> SET PROBLEM
Convert every line of the records below into a Markdown table with two columns, Row and Text, where Row is a running number and Text is the line itself. Leave out blank lines.

— Begin RAW RECORDS —

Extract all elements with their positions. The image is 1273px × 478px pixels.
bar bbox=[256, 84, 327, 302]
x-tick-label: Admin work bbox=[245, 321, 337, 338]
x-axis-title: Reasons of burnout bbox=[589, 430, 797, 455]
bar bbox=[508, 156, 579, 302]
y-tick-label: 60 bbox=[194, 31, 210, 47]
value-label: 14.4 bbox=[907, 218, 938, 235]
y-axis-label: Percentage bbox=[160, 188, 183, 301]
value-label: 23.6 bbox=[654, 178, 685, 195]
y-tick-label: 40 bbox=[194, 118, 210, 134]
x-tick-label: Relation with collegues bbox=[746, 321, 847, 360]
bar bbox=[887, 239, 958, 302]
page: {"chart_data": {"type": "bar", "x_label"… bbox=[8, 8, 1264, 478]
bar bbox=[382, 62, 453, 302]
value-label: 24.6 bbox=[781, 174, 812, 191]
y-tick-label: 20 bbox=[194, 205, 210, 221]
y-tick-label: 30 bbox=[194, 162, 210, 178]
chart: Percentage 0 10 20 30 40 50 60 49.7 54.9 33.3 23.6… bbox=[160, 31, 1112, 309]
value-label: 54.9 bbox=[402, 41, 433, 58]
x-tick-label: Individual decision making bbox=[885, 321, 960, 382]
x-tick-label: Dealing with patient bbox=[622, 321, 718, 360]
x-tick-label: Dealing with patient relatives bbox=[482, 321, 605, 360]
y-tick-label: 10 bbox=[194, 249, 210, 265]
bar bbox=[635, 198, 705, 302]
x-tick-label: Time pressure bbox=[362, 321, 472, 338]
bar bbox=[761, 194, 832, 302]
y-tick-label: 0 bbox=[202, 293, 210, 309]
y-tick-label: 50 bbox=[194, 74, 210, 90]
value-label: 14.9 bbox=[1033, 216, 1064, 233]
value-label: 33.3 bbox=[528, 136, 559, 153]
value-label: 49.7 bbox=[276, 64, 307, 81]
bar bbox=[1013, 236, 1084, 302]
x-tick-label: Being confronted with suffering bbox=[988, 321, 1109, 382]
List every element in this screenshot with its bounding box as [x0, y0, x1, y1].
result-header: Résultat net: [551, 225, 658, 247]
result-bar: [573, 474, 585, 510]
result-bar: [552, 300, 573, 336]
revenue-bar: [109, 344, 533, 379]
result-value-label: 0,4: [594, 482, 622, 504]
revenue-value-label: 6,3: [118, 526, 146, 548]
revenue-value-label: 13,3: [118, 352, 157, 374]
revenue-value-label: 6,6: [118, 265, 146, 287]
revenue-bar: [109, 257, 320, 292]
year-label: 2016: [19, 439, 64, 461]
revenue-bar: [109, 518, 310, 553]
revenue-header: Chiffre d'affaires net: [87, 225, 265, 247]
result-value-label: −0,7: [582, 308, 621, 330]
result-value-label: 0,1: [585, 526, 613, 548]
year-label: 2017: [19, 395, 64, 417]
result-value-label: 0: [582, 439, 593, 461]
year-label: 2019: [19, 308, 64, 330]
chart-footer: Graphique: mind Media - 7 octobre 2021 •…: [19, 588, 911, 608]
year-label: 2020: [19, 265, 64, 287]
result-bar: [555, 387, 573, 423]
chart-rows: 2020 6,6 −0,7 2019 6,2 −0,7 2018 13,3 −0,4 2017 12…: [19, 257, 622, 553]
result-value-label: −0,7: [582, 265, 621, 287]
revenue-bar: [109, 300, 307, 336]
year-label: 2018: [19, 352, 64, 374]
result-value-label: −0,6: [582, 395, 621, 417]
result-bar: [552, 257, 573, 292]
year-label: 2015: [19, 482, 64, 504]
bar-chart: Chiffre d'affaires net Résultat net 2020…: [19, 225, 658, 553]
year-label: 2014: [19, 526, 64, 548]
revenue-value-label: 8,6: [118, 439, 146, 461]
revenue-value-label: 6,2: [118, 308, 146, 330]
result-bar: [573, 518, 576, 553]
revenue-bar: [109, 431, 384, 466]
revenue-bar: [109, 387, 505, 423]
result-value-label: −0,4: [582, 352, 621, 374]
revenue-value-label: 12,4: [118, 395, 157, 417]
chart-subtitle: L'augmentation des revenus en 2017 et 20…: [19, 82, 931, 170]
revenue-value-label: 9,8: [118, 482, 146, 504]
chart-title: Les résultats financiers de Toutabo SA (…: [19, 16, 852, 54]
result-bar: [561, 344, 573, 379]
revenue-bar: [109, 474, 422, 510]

— End RAW RECORDS —

> WRITTEN SOLUTION
| Row | Text |
|---|---|
| 1 | Extract all elements with their positions. The image is 1273px × 478px pixels. |
| 2 | bar bbox=[256, 84, 327, 302] |
| 3 | x-tick-label: Admin work bbox=[245, 321, 337, 338] |
| 4 | x-axis-title: Reasons of burnout bbox=[589, 430, 797, 455] |
| 5 | bar bbox=[508, 156, 579, 302] |
| 6 | y-tick-label: 60 bbox=[194, 31, 210, 47] |
| 7 | value-label: 14.4 bbox=[907, 218, 938, 235] |
| 8 | y-axis-label: Percentage bbox=[160, 188, 183, 301] |
| 9 | value-label: 23.6 bbox=[654, 178, 685, 195] |
| 10 | y-tick-label: 40 bbox=[194, 118, 210, 134] |
| 11 | x-tick-label: Relation with collegues bbox=[746, 321, 847, 360] |
| 12 | bar bbox=[887, 239, 958, 302] |
| 13 | page: {"chart_data": {"type": "bar", "x_label"… bbox=[8, 8, 1264, 478] |
| 14 | bar bbox=[382, 62, 453, 302] |
| 15 | value-label: 24.6 bbox=[781, 174, 812, 191] |
| 16 | y-tick-label: 20 bbox=[194, 205, 210, 221] |
| 17 | y-tick-label: 30 bbox=[194, 162, 210, 178] |
| 18 | chart: Percentage 0 10 20 30 40 50 60 49.7 54.9 33.3 23.6… bbox=[160, 31, 1112, 309] |
| 19 | value-label: 54.9 bbox=[402, 41, 433, 58] |
| 20 | x-tick-label: Individual decision making bbox=[885, 321, 960, 382] |
| 21 | x-tick-label: Dealing with patient bbox=[622, 321, 718, 360] |
| 22 | x-tick-label: Dealing with patient relatives bbox=[482, 321, 605, 360] |
| 23 | y-tick-label: 10 bbox=[194, 249, 210, 265] |
| 24 | bar bbox=[635, 198, 705, 302] |
| 25 | x-tick-label: Time pressure bbox=[362, 321, 472, 338] |
| 26 | bar bbox=[761, 194, 832, 302] |
| 27 | y-tick-label: 0 bbox=[202, 293, 210, 309] |
| 28 | y-tick-label: 50 bbox=[194, 74, 210, 90] |
| 29 | value-label: 14.9 bbox=[1033, 216, 1064, 233] |
| 30 | value-label: 33.3 bbox=[528, 136, 559, 153] |
| 31 | value-label: 49.7 bbox=[276, 64, 307, 81] |
| 32 | bar bbox=[1013, 236, 1084, 302] |
| 33 | x-tick-label: Being confronted with suffering bbox=[988, 321, 1109, 382] |
| 34 | List every element in this screenshot with its bounding box as [x0, y0, x1, y1]. |
| 35 | result-header: Résultat net: [551, 225, 658, 247] |
| 36 | result-bar: [573, 474, 585, 510] |
| 37 | result-bar: [552, 300, 573, 336] |
| 38 | revenue-bar: [109, 344, 533, 379] |
| 39 | result-value-label: 0,4: [594, 482, 622, 504] |
| 40 | revenue-value-label: 6,3: [118, 526, 146, 548] |
| 41 | revenue-value-label: 13,3: [118, 352, 157, 374] |
| 42 | revenue-value-label: 6,6: [118, 265, 146, 287] |
| 43 | revenue-bar: [109, 257, 320, 292] |
| 44 | year-label: 2016: [19, 439, 64, 461] |
| 45 | revenue-bar: [109, 518, 310, 553] |
| 46 | revenue-header: Chiffre d'affaires net: [87, 225, 265, 247] |
| 47 | result-value-label: −0,7: [582, 308, 621, 330] |
| 48 | result-value-label: 0,1: [585, 526, 613, 548] |
| 49 | year-label: 2017: [19, 395, 64, 417] |
| 50 | result-value-label: 0: [582, 439, 593, 461] |
| 51 | year-label: 2019: [19, 308, 64, 330] |
| 52 | chart-footer: Graphique: mind Media - 7 octobre 2021 •…: [19, 588, 911, 608] |
| 53 | year-label: 2020: [19, 265, 64, 287] |
| 54 | result-bar: [555, 387, 573, 423] |
| 55 | chart-rows: 2020 6,6 −0,7 2019 6,2 −0,7 2018 13,3 −0,4 2017 12…: [19, 257, 622, 553] |
| 56 | result-value-label: −0,7: [582, 265, 621, 287] |
| 57 | revenue-bar: [109, 300, 307, 336] |
| 58 | year-label: 2018: [19, 352, 64, 374] |
| 59 | result-value-label: −0,6: [582, 395, 621, 417] |
| 60 | result-bar: [552, 257, 573, 292] |
| 61 | year-label: 2015: [19, 482, 64, 504] |
| 62 | bar-chart: Chiffre d'affaires net Résultat net 2020…: [19, 225, 658, 553] |
| 63 | year-label: 2014: [19, 526, 64, 548] |
| 64 | revenue-value-label: 8,6: [118, 439, 146, 461] |
| 65 | revenue-value-label: 6,2: [118, 308, 146, 330] |
| 66 | result-bar: [573, 518, 576, 553] |
| 67 | revenue-bar: [109, 431, 384, 466] |
| 68 | revenue-bar: [109, 387, 505, 423] |
| 69 | result-value-label: −0,4: [582, 352, 621, 374] |
| 70 | revenue-value-label: 12,4: [118, 395, 157, 417] |
| 71 | chart-subtitle: L'augmentation des revenus en 2017 et 20…: [19, 82, 931, 170] |
| 72 | revenue-value-label: 9,8: [118, 482, 146, 504] |
| 73 | chart-title: Les résultats financiers de Toutabo SA (…: [19, 16, 852, 54] |
| 74 | result-bar: [561, 344, 573, 379] |
| 75 | revenue-bar: [109, 474, 422, 510] |